_SUPPLIED DATA_:

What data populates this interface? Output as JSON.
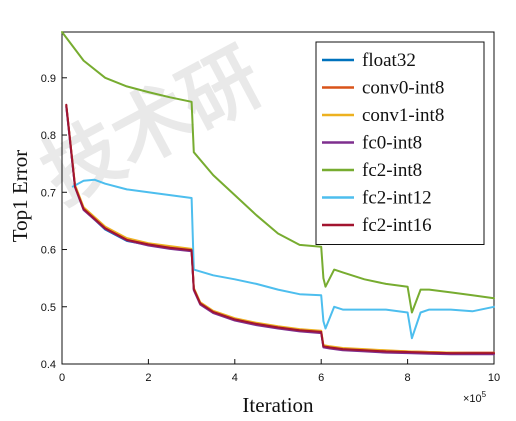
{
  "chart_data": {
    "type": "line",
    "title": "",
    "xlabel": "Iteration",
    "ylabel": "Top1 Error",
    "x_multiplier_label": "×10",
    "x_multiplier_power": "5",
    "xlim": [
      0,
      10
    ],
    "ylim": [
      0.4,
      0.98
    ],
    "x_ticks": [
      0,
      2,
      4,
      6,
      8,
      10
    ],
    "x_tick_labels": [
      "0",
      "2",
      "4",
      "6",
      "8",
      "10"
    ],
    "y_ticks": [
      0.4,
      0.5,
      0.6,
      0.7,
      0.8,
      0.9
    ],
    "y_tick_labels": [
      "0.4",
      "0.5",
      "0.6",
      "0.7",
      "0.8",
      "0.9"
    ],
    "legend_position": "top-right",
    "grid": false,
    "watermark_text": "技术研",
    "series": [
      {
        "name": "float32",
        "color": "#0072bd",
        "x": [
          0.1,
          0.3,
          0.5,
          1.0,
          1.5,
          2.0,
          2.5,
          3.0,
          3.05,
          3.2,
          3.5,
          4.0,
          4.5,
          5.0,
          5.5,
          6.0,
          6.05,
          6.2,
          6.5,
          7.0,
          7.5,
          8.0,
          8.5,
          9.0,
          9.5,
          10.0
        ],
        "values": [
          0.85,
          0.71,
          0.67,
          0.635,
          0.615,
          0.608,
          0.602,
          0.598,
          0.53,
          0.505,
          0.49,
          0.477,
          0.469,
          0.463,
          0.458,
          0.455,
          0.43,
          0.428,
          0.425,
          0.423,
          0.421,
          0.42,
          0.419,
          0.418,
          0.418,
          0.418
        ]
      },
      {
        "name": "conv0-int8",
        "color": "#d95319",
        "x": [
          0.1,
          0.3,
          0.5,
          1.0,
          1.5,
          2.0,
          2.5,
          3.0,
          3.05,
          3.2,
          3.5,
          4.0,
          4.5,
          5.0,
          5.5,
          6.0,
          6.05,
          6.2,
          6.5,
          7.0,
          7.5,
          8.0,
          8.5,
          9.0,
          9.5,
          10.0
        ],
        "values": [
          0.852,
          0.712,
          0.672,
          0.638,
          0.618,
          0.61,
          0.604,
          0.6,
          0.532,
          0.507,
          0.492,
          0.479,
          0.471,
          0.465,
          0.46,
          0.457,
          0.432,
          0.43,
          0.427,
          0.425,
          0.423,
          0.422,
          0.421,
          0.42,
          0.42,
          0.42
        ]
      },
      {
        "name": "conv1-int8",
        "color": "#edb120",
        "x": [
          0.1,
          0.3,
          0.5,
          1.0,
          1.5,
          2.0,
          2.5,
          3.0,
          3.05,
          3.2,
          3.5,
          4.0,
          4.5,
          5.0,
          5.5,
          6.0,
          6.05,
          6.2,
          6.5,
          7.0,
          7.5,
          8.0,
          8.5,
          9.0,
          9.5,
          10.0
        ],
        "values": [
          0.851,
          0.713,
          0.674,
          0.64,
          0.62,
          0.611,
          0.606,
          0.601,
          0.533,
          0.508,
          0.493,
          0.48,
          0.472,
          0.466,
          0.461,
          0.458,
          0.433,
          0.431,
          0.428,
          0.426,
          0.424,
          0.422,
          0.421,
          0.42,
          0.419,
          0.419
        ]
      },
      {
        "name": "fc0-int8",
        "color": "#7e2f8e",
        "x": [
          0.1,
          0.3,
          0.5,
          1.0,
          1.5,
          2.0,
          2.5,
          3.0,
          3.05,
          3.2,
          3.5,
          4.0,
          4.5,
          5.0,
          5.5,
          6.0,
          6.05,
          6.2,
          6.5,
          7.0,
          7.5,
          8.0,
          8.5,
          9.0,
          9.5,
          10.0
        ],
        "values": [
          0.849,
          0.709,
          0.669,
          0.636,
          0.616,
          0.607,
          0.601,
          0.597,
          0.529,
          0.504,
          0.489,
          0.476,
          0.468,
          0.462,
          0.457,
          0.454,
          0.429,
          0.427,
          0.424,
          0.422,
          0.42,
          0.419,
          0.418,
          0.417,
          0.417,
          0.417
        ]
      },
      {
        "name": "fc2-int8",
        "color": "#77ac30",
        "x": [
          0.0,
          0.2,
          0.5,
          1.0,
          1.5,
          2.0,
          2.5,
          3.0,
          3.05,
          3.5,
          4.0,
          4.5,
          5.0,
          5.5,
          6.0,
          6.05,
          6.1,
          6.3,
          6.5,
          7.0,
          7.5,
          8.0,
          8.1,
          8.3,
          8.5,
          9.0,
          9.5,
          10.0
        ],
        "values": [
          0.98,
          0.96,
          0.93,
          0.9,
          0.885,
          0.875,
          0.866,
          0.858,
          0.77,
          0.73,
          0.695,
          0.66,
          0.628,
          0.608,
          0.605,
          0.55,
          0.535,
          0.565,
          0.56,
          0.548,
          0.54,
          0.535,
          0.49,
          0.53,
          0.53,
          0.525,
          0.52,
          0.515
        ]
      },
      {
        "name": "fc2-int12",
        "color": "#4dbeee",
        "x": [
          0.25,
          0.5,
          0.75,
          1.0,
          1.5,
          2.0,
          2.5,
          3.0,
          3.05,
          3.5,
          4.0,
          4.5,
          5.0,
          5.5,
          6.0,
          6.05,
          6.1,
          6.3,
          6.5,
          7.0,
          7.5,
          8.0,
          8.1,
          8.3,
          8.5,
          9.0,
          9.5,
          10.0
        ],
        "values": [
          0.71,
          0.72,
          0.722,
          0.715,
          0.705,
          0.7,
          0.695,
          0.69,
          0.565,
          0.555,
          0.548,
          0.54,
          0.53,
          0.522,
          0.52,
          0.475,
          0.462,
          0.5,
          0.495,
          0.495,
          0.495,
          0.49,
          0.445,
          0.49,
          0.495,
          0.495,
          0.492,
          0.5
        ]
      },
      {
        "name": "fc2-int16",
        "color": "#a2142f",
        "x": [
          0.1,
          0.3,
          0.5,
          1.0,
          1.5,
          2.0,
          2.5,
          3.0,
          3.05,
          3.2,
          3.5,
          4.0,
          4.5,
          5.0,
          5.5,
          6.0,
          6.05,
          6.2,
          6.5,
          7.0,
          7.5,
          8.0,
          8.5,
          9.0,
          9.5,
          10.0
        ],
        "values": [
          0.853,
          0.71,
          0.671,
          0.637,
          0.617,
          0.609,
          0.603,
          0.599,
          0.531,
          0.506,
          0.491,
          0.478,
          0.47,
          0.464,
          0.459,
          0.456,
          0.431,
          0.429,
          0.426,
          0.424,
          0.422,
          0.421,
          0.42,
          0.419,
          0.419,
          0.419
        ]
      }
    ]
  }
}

_TASK TO CARRY OUT_:
Repeat the entries exactly and keep the pictures out of the copy.

_SOLUTION_:
What data populates this interface? Output as JSON.
{
  "chart_data": {
    "type": "line",
    "title": "",
    "xlabel": "Iteration",
    "ylabel": "Top1 Error",
    "x_multiplier_label": "×10",
    "x_multiplier_power": "5",
    "xlim": [
      0,
      10
    ],
    "ylim": [
      0.4,
      0.98
    ],
    "x_ticks": [
      0,
      2,
      4,
      6,
      8,
      10
    ],
    "x_tick_labels": [
      "0",
      "2",
      "4",
      "6",
      "8",
      "10"
    ],
    "y_ticks": [
      0.4,
      0.5,
      0.6,
      0.7,
      0.8,
      0.9
    ],
    "y_tick_labels": [
      "0.4",
      "0.5",
      "0.6",
      "0.7",
      "0.8",
      "0.9"
    ],
    "legend_position": "top-right",
    "grid": false,
    "watermark_text": "技术研",
    "series": [
      {
        "name": "float32",
        "color": "#0072bd",
        "x": [
          0.1,
          0.3,
          0.5,
          1.0,
          1.5,
          2.0,
          2.5,
          3.0,
          3.05,
          3.2,
          3.5,
          4.0,
          4.5,
          5.0,
          5.5,
          6.0,
          6.05,
          6.2,
          6.5,
          7.0,
          7.5,
          8.0,
          8.5,
          9.0,
          9.5,
          10.0
        ],
        "values": [
          0.85,
          0.71,
          0.67,
          0.635,
          0.615,
          0.608,
          0.602,
          0.598,
          0.53,
          0.505,
          0.49,
          0.477,
          0.469,
          0.463,
          0.458,
          0.455,
          0.43,
          0.428,
          0.425,
          0.423,
          0.421,
          0.42,
          0.419,
          0.418,
          0.418,
          0.418
        ]
      },
      {
        "name": "conv0-int8",
        "color": "#d95319",
        "x": [
          0.1,
          0.3,
          0.5,
          1.0,
          1.5,
          2.0,
          2.5,
          3.0,
          3.05,
          3.2,
          3.5,
          4.0,
          4.5,
          5.0,
          5.5,
          6.0,
          6.05,
          6.2,
          6.5,
          7.0,
          7.5,
          8.0,
          8.5,
          9.0,
          9.5,
          10.0
        ],
        "values": [
          0.852,
          0.712,
          0.672,
          0.638,
          0.618,
          0.61,
          0.604,
          0.6,
          0.532,
          0.507,
          0.492,
          0.479,
          0.471,
          0.465,
          0.46,
          0.457,
          0.432,
          0.43,
          0.427,
          0.425,
          0.423,
          0.422,
          0.421,
          0.42,
          0.42,
          0.42
        ]
      },
      {
        "name": "conv1-int8",
        "color": "#edb120",
        "x": [
          0.1,
          0.3,
          0.5,
          1.0,
          1.5,
          2.0,
          2.5,
          3.0,
          3.05,
          3.2,
          3.5,
          4.0,
          4.5,
          5.0,
          5.5,
          6.0,
          6.05,
          6.2,
          6.5,
          7.0,
          7.5,
          8.0,
          8.5,
          9.0,
          9.5,
          10.0
        ],
        "values": [
          0.851,
          0.713,
          0.674,
          0.64,
          0.62,
          0.611,
          0.606,
          0.601,
          0.533,
          0.508,
          0.493,
          0.48,
          0.472,
          0.466,
          0.461,
          0.458,
          0.433,
          0.431,
          0.428,
          0.426,
          0.424,
          0.422,
          0.421,
          0.42,
          0.419,
          0.419
        ]
      },
      {
        "name": "fc0-int8",
        "color": "#7e2f8e",
        "x": [
          0.1,
          0.3,
          0.5,
          1.0,
          1.5,
          2.0,
          2.5,
          3.0,
          3.05,
          3.2,
          3.5,
          4.0,
          4.5,
          5.0,
          5.5,
          6.0,
          6.05,
          6.2,
          6.5,
          7.0,
          7.5,
          8.0,
          8.5,
          9.0,
          9.5,
          10.0
        ],
        "values": [
          0.849,
          0.709,
          0.669,
          0.636,
          0.616,
          0.607,
          0.601,
          0.597,
          0.529,
          0.504,
          0.489,
          0.476,
          0.468,
          0.462,
          0.457,
          0.454,
          0.429,
          0.427,
          0.424,
          0.422,
          0.42,
          0.419,
          0.418,
          0.417,
          0.417,
          0.417
        ]
      },
      {
        "name": "fc2-int8",
        "color": "#77ac30",
        "x": [
          0.0,
          0.2,
          0.5,
          1.0,
          1.5,
          2.0,
          2.5,
          3.0,
          3.05,
          3.5,
          4.0,
          4.5,
          5.0,
          5.5,
          6.0,
          6.05,
          6.1,
          6.3,
          6.5,
          7.0,
          7.5,
          8.0,
          8.1,
          8.3,
          8.5,
          9.0,
          9.5,
          10.0
        ],
        "values": [
          0.98,
          0.96,
          0.93,
          0.9,
          0.885,
          0.875,
          0.866,
          0.858,
          0.77,
          0.73,
          0.695,
          0.66,
          0.628,
          0.608,
          0.605,
          0.55,
          0.535,
          0.565,
          0.56,
          0.548,
          0.54,
          0.535,
          0.49,
          0.53,
          0.53,
          0.525,
          0.52,
          0.515
        ]
      },
      {
        "name": "fc2-int12",
        "color": "#4dbeee",
        "x": [
          0.25,
          0.5,
          0.75,
          1.0,
          1.5,
          2.0,
          2.5,
          3.0,
          3.05,
          3.5,
          4.0,
          4.5,
          5.0,
          5.5,
          6.0,
          6.05,
          6.1,
          6.3,
          6.5,
          7.0,
          7.5,
          8.0,
          8.1,
          8.3,
          8.5,
          9.0,
          9.5,
          10.0
        ],
        "values": [
          0.71,
          0.72,
          0.722,
          0.715,
          0.705,
          0.7,
          0.695,
          0.69,
          0.565,
          0.555,
          0.548,
          0.54,
          0.53,
          0.522,
          0.52,
          0.475,
          0.462,
          0.5,
          0.495,
          0.495,
          0.495,
          0.49,
          0.445,
          0.49,
          0.495,
          0.495,
          0.492,
          0.5
        ]
      },
      {
        "name": "fc2-int16",
        "color": "#a2142f",
        "x": [
          0.1,
          0.3,
          0.5,
          1.0,
          1.5,
          2.0,
          2.5,
          3.0,
          3.05,
          3.2,
          3.5,
          4.0,
          4.5,
          5.0,
          5.5,
          6.0,
          6.05,
          6.2,
          6.5,
          7.0,
          7.5,
          8.0,
          8.5,
          9.0,
          9.5,
          10.0
        ],
        "values": [
          0.853,
          0.71,
          0.671,
          0.637,
          0.617,
          0.609,
          0.603,
          0.599,
          0.531,
          0.506,
          0.491,
          0.478,
          0.47,
          0.464,
          0.459,
          0.456,
          0.431,
          0.429,
          0.426,
          0.424,
          0.422,
          0.421,
          0.42,
          0.419,
          0.419,
          0.419
        ]
      }
    ]
  }
}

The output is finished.